>> Begin ENTRIES PROVIDED

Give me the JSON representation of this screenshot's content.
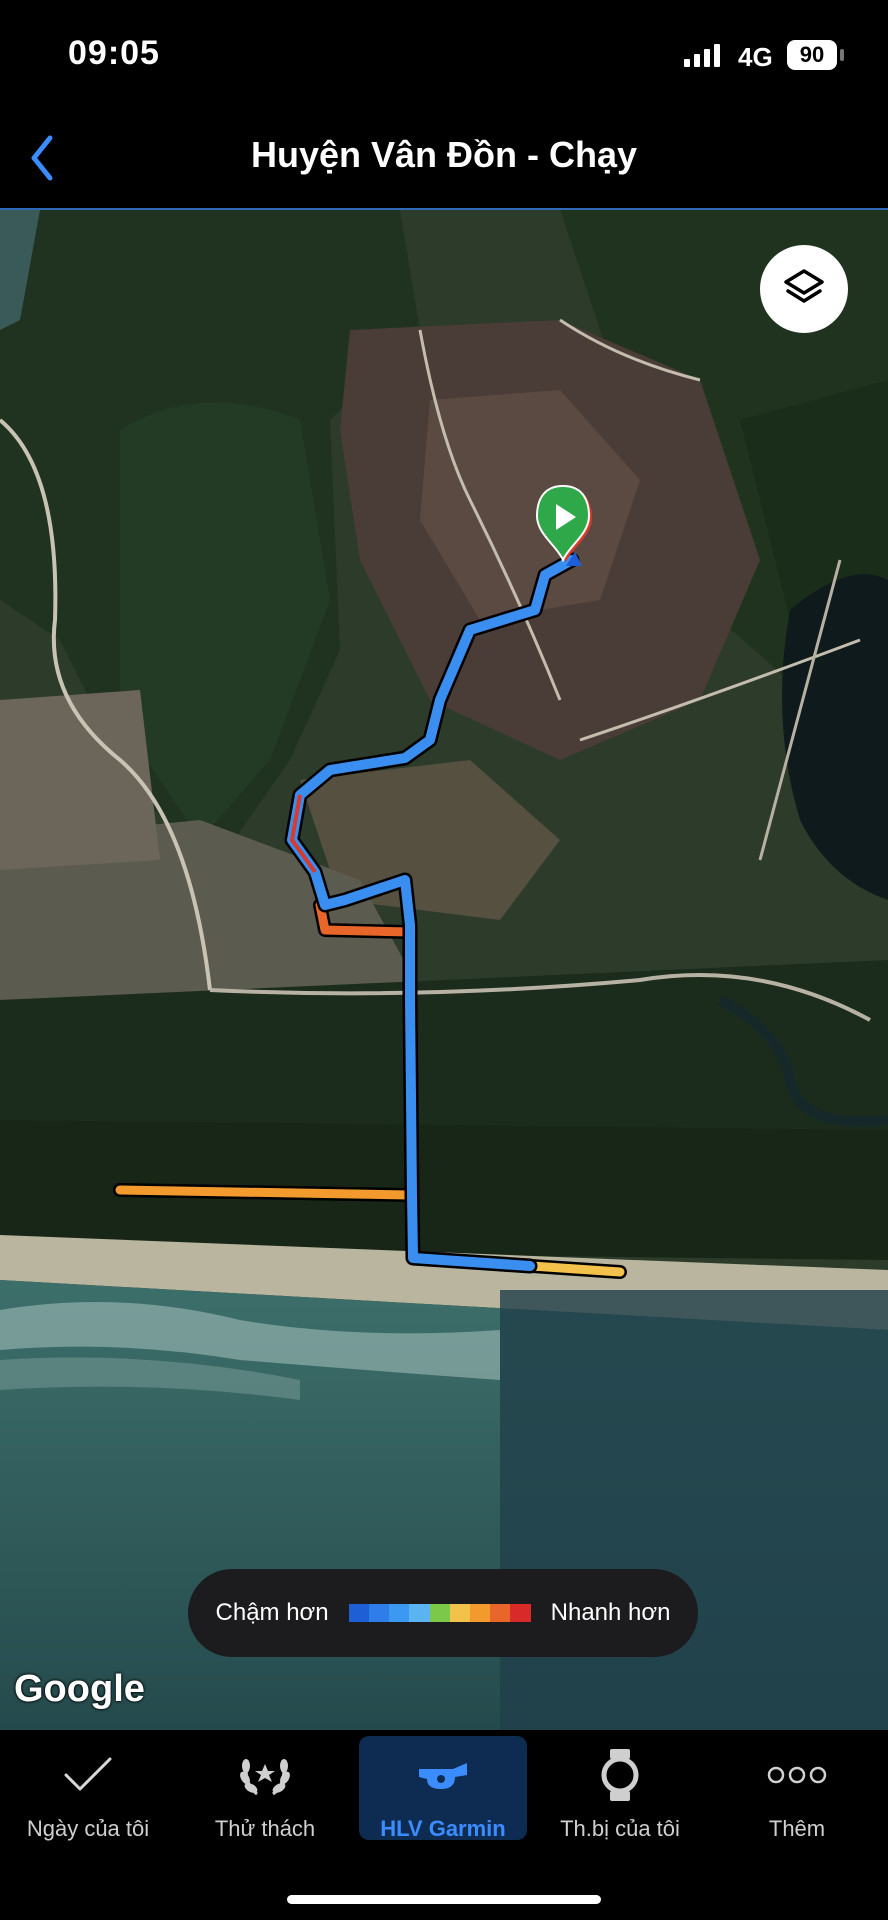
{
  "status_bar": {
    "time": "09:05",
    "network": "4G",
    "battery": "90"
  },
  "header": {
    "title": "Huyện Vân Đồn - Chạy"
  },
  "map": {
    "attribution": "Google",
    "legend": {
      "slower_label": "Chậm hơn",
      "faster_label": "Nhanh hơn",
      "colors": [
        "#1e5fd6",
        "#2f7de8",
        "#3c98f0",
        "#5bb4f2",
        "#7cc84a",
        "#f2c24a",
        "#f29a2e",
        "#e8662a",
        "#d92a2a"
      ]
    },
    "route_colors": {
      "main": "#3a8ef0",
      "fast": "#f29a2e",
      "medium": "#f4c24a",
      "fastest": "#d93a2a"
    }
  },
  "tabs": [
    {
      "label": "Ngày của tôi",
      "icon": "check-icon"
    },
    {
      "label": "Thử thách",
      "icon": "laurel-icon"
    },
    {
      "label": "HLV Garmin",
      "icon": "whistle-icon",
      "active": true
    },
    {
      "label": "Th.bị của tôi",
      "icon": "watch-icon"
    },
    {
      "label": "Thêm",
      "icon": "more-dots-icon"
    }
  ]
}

>> End ENTRIES PROVIDED

## DIRECTIONS
Every record must be copied exactly, with the pictures left out.

## ANSWER TO THIS PROBLEM
Give me the JSON representation of this screenshot's content.
{
  "status_bar": {
    "time": "09:05",
    "network": "4G",
    "battery": "90"
  },
  "header": {
    "title": "Huyện Vân Đồn - Chạy"
  },
  "map": {
    "attribution": "Google",
    "legend": {
      "slower_label": "Chậm hơn",
      "faster_label": "Nhanh hơn",
      "colors": [
        "#1e5fd6",
        "#2f7de8",
        "#3c98f0",
        "#5bb4f2",
        "#7cc84a",
        "#f2c24a",
        "#f29a2e",
        "#e8662a",
        "#d92a2a"
      ]
    },
    "route_colors": {
      "main": "#3a8ef0",
      "fast": "#f29a2e",
      "medium": "#f4c24a",
      "fastest": "#d93a2a"
    }
  },
  "tabs": [
    {
      "label": "Ngày của tôi",
      "icon": "check-icon"
    },
    {
      "label": "Thử thách",
      "icon": "laurel-icon"
    },
    {
      "label": "HLV Garmin",
      "icon": "whistle-icon",
      "active": true
    },
    {
      "label": "Th.bị của tôi",
      "icon": "watch-icon"
    },
    {
      "label": "Thêm",
      "icon": "more-dots-icon"
    }
  ]
}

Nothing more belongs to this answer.